— start Records provided —

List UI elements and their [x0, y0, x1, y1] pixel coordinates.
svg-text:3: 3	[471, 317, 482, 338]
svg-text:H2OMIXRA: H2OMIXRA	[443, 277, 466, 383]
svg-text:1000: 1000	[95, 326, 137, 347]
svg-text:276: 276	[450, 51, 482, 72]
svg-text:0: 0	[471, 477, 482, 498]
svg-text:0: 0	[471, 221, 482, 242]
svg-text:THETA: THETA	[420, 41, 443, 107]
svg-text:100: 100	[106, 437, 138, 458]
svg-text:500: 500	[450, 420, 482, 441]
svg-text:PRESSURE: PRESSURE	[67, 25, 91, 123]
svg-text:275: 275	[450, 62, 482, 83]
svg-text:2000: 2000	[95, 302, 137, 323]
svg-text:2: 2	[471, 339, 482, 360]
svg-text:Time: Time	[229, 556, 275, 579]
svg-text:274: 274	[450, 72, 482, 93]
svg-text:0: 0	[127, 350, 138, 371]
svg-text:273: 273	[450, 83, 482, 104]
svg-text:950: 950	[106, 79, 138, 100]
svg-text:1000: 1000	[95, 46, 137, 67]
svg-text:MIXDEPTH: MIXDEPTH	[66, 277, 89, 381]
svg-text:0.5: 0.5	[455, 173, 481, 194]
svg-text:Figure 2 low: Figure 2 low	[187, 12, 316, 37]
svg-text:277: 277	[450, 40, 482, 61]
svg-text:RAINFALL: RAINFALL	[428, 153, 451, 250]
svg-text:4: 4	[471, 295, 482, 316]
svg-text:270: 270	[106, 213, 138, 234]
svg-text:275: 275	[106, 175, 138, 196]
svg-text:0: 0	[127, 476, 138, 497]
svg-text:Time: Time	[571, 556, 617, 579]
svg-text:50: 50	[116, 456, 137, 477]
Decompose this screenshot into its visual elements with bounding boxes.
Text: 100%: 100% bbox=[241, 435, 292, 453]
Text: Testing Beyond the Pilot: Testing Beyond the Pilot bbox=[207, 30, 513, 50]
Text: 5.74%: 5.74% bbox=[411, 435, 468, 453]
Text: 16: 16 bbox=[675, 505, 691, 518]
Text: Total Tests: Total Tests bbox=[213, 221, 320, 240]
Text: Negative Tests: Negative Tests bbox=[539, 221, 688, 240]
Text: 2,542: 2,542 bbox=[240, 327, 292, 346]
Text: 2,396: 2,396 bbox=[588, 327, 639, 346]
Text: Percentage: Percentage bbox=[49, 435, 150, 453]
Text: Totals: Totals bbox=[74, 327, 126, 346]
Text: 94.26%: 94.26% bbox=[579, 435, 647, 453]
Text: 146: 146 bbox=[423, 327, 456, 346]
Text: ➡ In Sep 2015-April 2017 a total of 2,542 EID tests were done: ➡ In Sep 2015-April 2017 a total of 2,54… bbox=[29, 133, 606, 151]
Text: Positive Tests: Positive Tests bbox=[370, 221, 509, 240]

— end Records provided —

> **Problem details**
Copy every line above word for word, keeping all characters, numbers, and brackets unchanged.

> **Result for this task**
List UI elements and their [x0, y0, x1, y1] pixel coordinates.
svg-text:3: 3	[471, 317, 482, 338]
svg-text:H2OMIXRA: H2OMIXRA	[443, 277, 466, 383]
svg-text:1000: 1000	[95, 326, 137, 347]
svg-text:276: 276	[450, 51, 482, 72]
svg-text:0: 0	[471, 477, 482, 498]
svg-text:0: 0	[471, 221, 482, 242]
svg-text:THETA: THETA	[420, 41, 443, 107]
svg-text:100: 100	[106, 437, 138, 458]
svg-text:500: 500	[450, 420, 482, 441]
svg-text:PRESSURE: PRESSURE	[67, 25, 91, 123]
svg-text:275: 275	[450, 62, 482, 83]
svg-text:2000: 2000	[95, 302, 137, 323]
svg-text:2: 2	[471, 339, 482, 360]
svg-text:Time: Time	[229, 556, 275, 579]
svg-text:274: 274	[450, 72, 482, 93]
svg-text:0: 0	[127, 350, 138, 371]
svg-text:273: 273	[450, 83, 482, 104]
svg-text:950: 950	[106, 79, 138, 100]
svg-text:1000: 1000	[95, 46, 137, 67]
svg-text:MIXDEPTH: MIXDEPTH	[66, 277, 89, 381]
svg-text:0.5: 0.5	[455, 173, 481, 194]
svg-text:Figure 2 low: Figure 2 low	[187, 12, 316, 37]
svg-text:277: 277	[450, 40, 482, 61]
svg-text:RAINFALL: RAINFALL	[428, 153, 451, 250]
svg-text:4: 4	[471, 295, 482, 316]
svg-text:270: 270	[106, 213, 138, 234]
svg-text:275: 275	[106, 175, 138, 196]
svg-text:0: 0	[127, 476, 138, 497]
svg-text:Time: Time	[571, 556, 617, 579]
svg-text:50: 50	[116, 456, 137, 477]
Decompose this screenshot into its visual elements with bounding boxes.
Text: 100%: 100% bbox=[241, 435, 292, 453]
Text: Testing Beyond the Pilot: Testing Beyond the Pilot bbox=[207, 30, 513, 50]
Text: 5.74%: 5.74% bbox=[411, 435, 468, 453]
Text: 16: 16 bbox=[675, 505, 691, 518]
Text: Total Tests: Total Tests bbox=[213, 221, 320, 240]
Text: Negative Tests: Negative Tests bbox=[539, 221, 688, 240]
Text: 2,542: 2,542 bbox=[240, 327, 292, 346]
Text: 2,396: 2,396 bbox=[588, 327, 639, 346]
Text: Percentage: Percentage bbox=[49, 435, 150, 453]
Text: Totals: Totals bbox=[74, 327, 126, 346]
Text: 94.26%: 94.26% bbox=[579, 435, 647, 453]
Text: 146: 146 bbox=[423, 327, 456, 346]
Text: ➡ In Sep 2015-April 2017 a total of 2,542 EID tests were done: ➡ In Sep 2015-April 2017 a total of 2,54… bbox=[29, 133, 606, 151]
Text: Positive Tests: Positive Tests bbox=[370, 221, 509, 240]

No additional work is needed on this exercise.